— Exercise task —
Which lines have the string "xlabel"? Copy all of them from the entries below.

— Records shown —
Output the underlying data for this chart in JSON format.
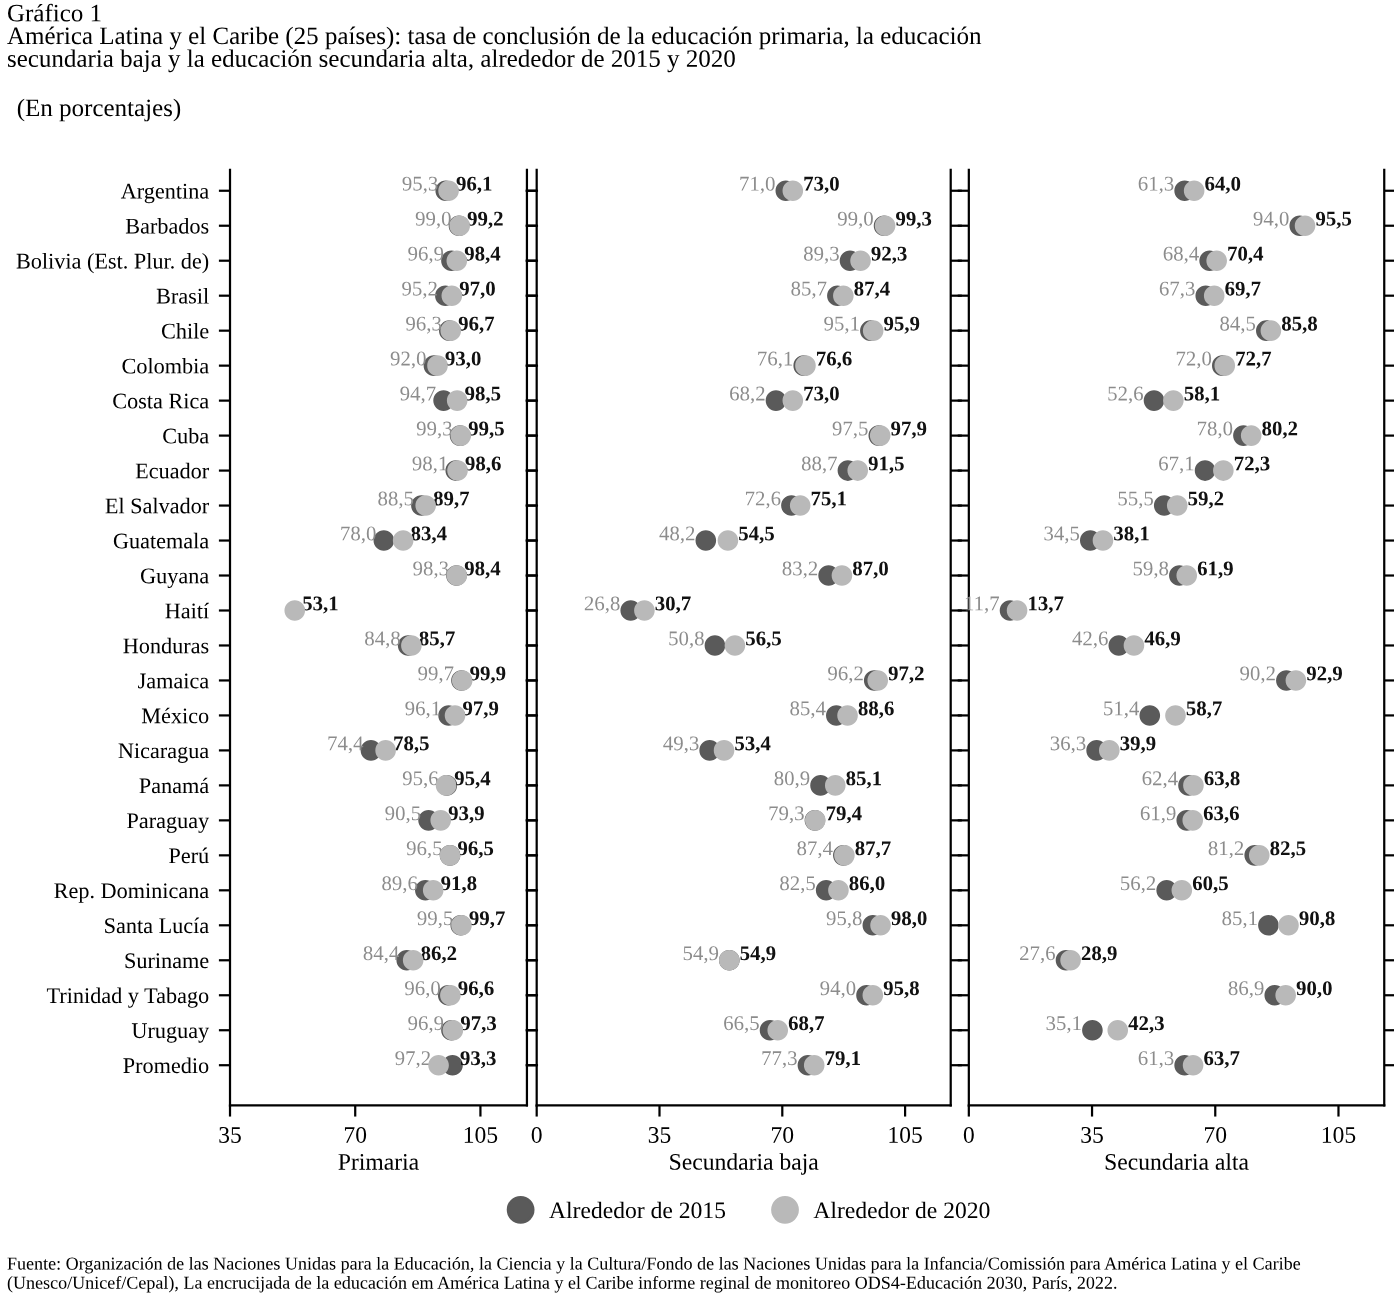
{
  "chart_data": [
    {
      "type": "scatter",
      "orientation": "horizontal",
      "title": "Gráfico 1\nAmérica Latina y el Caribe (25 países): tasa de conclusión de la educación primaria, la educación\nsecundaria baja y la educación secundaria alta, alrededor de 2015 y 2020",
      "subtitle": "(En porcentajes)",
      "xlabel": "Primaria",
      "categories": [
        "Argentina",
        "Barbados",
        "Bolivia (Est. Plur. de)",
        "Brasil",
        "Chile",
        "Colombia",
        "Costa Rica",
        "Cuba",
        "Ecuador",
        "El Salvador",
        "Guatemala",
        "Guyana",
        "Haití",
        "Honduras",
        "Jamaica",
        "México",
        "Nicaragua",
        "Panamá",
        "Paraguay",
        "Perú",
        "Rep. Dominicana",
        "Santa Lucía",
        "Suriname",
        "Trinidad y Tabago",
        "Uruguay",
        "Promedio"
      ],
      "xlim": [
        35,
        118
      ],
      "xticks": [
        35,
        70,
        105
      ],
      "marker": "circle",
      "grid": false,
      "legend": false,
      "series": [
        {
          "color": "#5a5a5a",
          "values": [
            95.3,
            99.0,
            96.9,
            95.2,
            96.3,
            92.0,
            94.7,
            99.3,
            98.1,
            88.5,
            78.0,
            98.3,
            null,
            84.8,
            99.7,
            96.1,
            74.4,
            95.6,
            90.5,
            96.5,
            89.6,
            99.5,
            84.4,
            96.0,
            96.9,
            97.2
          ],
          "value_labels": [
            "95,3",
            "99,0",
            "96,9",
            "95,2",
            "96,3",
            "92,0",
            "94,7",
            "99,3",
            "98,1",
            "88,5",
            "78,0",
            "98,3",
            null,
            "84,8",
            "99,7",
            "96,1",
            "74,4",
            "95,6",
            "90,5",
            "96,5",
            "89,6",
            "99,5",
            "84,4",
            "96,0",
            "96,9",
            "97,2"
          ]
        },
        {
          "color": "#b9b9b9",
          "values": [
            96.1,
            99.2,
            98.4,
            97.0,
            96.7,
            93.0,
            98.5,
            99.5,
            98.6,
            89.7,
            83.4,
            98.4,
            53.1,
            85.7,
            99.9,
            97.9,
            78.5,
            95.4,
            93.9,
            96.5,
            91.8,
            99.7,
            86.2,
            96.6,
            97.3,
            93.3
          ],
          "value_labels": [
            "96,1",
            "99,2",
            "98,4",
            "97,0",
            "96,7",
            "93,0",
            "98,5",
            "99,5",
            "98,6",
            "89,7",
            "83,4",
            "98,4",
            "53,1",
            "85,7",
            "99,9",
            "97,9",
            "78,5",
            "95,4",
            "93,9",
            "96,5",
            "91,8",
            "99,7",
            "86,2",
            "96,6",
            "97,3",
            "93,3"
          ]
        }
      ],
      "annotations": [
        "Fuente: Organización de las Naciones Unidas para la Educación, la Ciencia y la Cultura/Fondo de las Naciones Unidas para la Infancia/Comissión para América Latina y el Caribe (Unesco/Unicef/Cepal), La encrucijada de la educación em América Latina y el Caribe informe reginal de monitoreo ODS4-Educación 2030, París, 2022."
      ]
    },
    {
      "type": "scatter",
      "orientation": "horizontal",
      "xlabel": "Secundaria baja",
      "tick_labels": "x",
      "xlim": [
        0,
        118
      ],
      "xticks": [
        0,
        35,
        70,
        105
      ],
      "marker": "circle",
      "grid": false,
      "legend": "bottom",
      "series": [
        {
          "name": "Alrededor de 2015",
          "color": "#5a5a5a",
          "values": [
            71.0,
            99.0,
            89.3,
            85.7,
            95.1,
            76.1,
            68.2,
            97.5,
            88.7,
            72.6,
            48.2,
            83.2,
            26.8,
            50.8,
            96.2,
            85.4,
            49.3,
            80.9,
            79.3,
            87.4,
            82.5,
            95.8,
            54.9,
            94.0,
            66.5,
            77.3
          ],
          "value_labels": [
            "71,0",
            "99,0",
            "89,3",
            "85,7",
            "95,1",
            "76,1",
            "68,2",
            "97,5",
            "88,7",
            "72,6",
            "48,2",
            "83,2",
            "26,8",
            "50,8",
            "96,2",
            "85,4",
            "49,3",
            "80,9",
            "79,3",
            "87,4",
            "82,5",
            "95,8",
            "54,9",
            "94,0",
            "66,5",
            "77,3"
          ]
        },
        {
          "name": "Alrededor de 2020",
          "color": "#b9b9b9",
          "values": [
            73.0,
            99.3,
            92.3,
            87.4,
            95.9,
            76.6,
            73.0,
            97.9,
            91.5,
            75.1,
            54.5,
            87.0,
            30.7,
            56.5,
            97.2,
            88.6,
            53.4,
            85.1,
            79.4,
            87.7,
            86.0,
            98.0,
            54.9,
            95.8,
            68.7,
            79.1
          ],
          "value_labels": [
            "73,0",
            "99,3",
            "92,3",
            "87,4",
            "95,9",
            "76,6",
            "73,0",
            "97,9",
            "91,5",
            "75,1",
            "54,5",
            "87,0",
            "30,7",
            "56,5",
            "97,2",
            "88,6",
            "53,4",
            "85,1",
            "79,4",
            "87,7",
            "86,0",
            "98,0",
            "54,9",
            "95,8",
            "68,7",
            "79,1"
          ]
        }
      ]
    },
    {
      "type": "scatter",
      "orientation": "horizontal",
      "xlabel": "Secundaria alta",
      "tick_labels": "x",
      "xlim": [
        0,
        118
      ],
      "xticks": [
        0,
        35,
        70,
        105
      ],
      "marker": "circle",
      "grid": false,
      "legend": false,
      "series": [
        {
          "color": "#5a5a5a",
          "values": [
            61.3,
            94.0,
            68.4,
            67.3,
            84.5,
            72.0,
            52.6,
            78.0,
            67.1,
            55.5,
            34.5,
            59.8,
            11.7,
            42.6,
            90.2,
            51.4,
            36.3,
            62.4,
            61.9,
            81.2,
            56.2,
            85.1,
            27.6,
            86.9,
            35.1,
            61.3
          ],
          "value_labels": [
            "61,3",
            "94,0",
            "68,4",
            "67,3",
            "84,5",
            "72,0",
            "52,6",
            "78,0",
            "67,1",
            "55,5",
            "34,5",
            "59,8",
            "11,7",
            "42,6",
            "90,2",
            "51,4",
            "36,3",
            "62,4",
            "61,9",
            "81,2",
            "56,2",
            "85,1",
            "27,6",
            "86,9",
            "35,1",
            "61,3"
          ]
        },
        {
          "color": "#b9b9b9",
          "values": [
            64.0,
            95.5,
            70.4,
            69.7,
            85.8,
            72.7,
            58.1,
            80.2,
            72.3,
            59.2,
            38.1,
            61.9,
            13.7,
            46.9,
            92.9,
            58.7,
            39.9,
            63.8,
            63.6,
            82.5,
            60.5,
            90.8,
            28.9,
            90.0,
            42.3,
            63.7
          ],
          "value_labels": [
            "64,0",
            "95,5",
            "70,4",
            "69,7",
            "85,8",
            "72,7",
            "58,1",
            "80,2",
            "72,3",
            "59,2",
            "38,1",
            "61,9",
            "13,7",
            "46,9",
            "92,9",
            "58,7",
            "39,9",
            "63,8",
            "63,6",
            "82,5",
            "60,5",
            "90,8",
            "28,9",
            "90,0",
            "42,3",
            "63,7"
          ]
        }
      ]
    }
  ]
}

— Right answer —
      "xlabel": "Primaria",
      "xlabel": "Secundaria baja",
      "xlabel": "Secundaria alta",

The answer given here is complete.